• Exercise:
Print out the entries below with no edits.

------------

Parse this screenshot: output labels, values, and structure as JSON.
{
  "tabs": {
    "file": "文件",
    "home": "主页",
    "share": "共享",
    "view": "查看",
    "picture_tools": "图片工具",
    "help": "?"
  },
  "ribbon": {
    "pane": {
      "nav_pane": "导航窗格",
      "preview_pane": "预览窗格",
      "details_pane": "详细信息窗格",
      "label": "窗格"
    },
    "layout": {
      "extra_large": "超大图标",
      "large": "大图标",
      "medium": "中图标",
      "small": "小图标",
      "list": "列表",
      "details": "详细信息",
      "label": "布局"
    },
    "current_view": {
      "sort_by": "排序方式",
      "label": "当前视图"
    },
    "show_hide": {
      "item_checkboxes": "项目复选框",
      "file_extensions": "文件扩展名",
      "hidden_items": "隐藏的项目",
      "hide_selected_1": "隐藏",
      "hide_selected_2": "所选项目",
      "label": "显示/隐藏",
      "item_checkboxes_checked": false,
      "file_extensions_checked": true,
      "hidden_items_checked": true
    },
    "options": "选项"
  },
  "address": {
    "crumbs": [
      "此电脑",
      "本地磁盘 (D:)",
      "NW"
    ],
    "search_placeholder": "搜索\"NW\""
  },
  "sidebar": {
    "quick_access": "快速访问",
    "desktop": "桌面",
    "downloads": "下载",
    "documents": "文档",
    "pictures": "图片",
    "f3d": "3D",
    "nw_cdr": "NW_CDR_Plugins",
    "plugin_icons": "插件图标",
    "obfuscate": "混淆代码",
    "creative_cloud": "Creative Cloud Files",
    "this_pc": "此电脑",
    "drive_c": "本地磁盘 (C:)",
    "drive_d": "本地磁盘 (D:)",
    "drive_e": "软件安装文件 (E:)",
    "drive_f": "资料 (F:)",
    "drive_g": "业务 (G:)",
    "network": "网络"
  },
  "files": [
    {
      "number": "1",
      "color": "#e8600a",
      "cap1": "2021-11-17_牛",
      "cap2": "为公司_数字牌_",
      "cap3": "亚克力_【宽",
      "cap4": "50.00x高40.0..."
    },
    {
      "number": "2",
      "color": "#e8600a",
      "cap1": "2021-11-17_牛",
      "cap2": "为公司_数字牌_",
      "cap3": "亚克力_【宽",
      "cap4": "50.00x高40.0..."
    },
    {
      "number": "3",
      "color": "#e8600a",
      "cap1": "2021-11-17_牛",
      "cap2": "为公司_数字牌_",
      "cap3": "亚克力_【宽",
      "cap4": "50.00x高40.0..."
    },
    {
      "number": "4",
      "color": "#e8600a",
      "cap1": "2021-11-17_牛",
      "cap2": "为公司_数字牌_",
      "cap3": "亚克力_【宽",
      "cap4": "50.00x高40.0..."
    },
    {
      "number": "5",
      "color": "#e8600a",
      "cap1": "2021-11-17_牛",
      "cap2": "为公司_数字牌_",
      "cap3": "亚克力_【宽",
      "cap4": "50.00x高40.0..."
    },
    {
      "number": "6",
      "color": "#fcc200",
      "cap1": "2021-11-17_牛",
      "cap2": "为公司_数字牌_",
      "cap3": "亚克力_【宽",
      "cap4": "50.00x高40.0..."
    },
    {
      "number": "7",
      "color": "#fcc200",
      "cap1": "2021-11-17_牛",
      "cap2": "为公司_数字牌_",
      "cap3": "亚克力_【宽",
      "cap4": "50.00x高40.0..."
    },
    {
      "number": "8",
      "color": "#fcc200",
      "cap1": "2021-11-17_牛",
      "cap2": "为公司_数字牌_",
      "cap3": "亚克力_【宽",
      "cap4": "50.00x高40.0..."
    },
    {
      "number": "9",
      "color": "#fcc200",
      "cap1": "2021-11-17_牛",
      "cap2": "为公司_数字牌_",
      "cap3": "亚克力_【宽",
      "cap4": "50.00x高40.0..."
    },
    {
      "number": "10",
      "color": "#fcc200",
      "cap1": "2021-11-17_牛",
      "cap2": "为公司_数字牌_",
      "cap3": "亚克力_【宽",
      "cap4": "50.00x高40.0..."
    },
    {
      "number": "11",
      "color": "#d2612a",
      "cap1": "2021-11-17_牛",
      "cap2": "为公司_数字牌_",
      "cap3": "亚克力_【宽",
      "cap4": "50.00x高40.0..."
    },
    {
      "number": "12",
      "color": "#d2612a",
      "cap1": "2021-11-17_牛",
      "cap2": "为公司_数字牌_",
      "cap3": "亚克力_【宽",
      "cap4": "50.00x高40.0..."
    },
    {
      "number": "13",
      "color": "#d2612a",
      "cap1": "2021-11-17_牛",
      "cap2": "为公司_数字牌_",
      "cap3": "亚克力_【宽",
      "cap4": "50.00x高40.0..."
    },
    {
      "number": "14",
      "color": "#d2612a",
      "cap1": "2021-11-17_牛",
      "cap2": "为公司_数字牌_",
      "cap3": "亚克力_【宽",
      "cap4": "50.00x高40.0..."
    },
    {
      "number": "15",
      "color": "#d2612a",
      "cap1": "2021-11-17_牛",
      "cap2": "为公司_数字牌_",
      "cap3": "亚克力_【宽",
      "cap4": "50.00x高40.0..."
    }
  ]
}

------------

• Task solution:
Parse this screenshot: output labels, values, and structure as JSON.
{
  "tabs": {
    "file": "文件",
    "home": "主页",
    "share": "共享",
    "view": "查看",
    "picture_tools": "图片工具",
    "help": "?"
  },
  "ribbon": {
    "pane": {
      "nav_pane": "导航窗格",
      "preview_pane": "预览窗格",
      "details_pane": "详细信息窗格",
      "label": "窗格"
    },
    "layout": {
      "extra_large": "超大图标",
      "large": "大图标",
      "medium": "中图标",
      "small": "小图标",
      "list": "列表",
      "details": "详细信息",
      "label": "布局"
    },
    "current_view": {
      "sort_by": "排序方式",
      "label": "当前视图"
    },
    "show_hide": {
      "item_checkboxes": "项目复选框",
      "file_extensions": "文件扩展名",
      "hidden_items": "隐藏的项目",
      "hide_selected_1": "隐藏",
      "hide_selected_2": "所选项目",
      "label": "显示/隐藏",
      "item_checkboxes_checked": false,
      "file_extensions_checked": true,
      "hidden_items_checked": true
    },
    "options": "选项"
  },
  "address": {
    "crumbs": [
      "此电脑",
      "本地磁盘 (D:)",
      "NW"
    ],
    "search_placeholder": "搜索\"NW\""
  },
  "sidebar": {
    "quick_access": "快速访问",
    "desktop": "桌面",
    "downloads": "下载",
    "documents": "文档",
    "pictures": "图片",
    "f3d": "3D",
    "nw_cdr": "NW_CDR_Plugins",
    "plugin_icons": "插件图标",
    "obfuscate": "混淆代码",
    "creative_cloud": "Creative Cloud Files",
    "this_pc": "此电脑",
    "drive_c": "本地磁盘 (C:)",
    "drive_d": "本地磁盘 (D:)",
    "drive_e": "软件安装文件 (E:)",
    "drive_f": "资料 (F:)",
    "drive_g": "业务 (G:)",
    "network": "网络"
  },
  "files": [
    {
      "number": "1",
      "color": "#e8600a",
      "cap1": "2021-11-17_牛",
      "cap2": "为公司_数字牌_",
      "cap3": "亚克力_【宽",
      "cap4": "50.00x高40.0..."
    },
    {
      "number": "2",
      "color": "#e8600a",
      "cap1": "2021-11-17_牛",
      "cap2": "为公司_数字牌_",
      "cap3": "亚克力_【宽",
      "cap4": "50.00x高40.0..."
    },
    {
      "number": "3",
      "color": "#e8600a",
      "cap1": "2021-11-17_牛",
      "cap2": "为公司_数字牌_",
      "cap3": "亚克力_【宽",
      "cap4": "50.00x高40.0..."
    },
    {
      "number": "4",
      "color": "#e8600a",
      "cap1": "2021-11-17_牛",
      "cap2": "为公司_数字牌_",
      "cap3": "亚克力_【宽",
      "cap4": "50.00x高40.0..."
    },
    {
      "number": "5",
      "color": "#e8600a",
      "cap1": "2021-11-17_牛",
      "cap2": "为公司_数字牌_",
      "cap3": "亚克力_【宽",
      "cap4": "50.00x高40.0..."
    },
    {
      "number": "6",
      "color": "#fcc200",
      "cap1": "2021-11-17_牛",
      "cap2": "为公司_数字牌_",
      "cap3": "亚克力_【宽",
      "cap4": "50.00x高40.0..."
    },
    {
      "number": "7",
      "color": "#fcc200",
      "cap1": "2021-11-17_牛",
      "cap2": "为公司_数字牌_",
      "cap3": "亚克力_【宽",
      "cap4": "50.00x高40.0..."
    },
    {
      "number": "8",
      "color": "#fcc200",
      "cap1": "2021-11-17_牛",
      "cap2": "为公司_数字牌_",
      "cap3": "亚克力_【宽",
      "cap4": "50.00x高40.0..."
    },
    {
      "number": "9",
      "color": "#fcc200",
      "cap1": "2021-11-17_牛",
      "cap2": "为公司_数字牌_",
      "cap3": "亚克力_【宽",
      "cap4": "50.00x高40.0..."
    },
    {
      "number": "10",
      "color": "#fcc200",
      "cap1": "2021-11-17_牛",
      "cap2": "为公司_数字牌_",
      "cap3": "亚克力_【宽",
      "cap4": "50.00x高40.0..."
    },
    {
      "number": "11",
      "color": "#d2612a",
      "cap1": "2021-11-17_牛",
      "cap2": "为公司_数字牌_",
      "cap3": "亚克力_【宽",
      "cap4": "50.00x高40.0..."
    },
    {
      "number": "12",
      "color": "#d2612a",
      "cap1": "2021-11-17_牛",
      "cap2": "为公司_数字牌_",
      "cap3": "亚克力_【宽",
      "cap4": "50.00x高40.0..."
    },
    {
      "number": "13",
      "color": "#d2612a",
      "cap1": "2021-11-17_牛",
      "cap2": "为公司_数字牌_",
      "cap3": "亚克力_【宽",
      "cap4": "50.00x高40.0..."
    },
    {
      "number": "14",
      "color": "#d2612a",
      "cap1": "2021-11-17_牛",
      "cap2": "为公司_数字牌_",
      "cap3": "亚克力_【宽",
      "cap4": "50.00x高40.0..."
    },
    {
      "number": "15",
      "color": "#d2612a",
      "cap1": "2021-11-17_牛",
      "cap2": "为公司_数字牌_",
      "cap3": "亚克力_【宽",
      "cap4": "50.00x高40.0..."
    }
  ]
}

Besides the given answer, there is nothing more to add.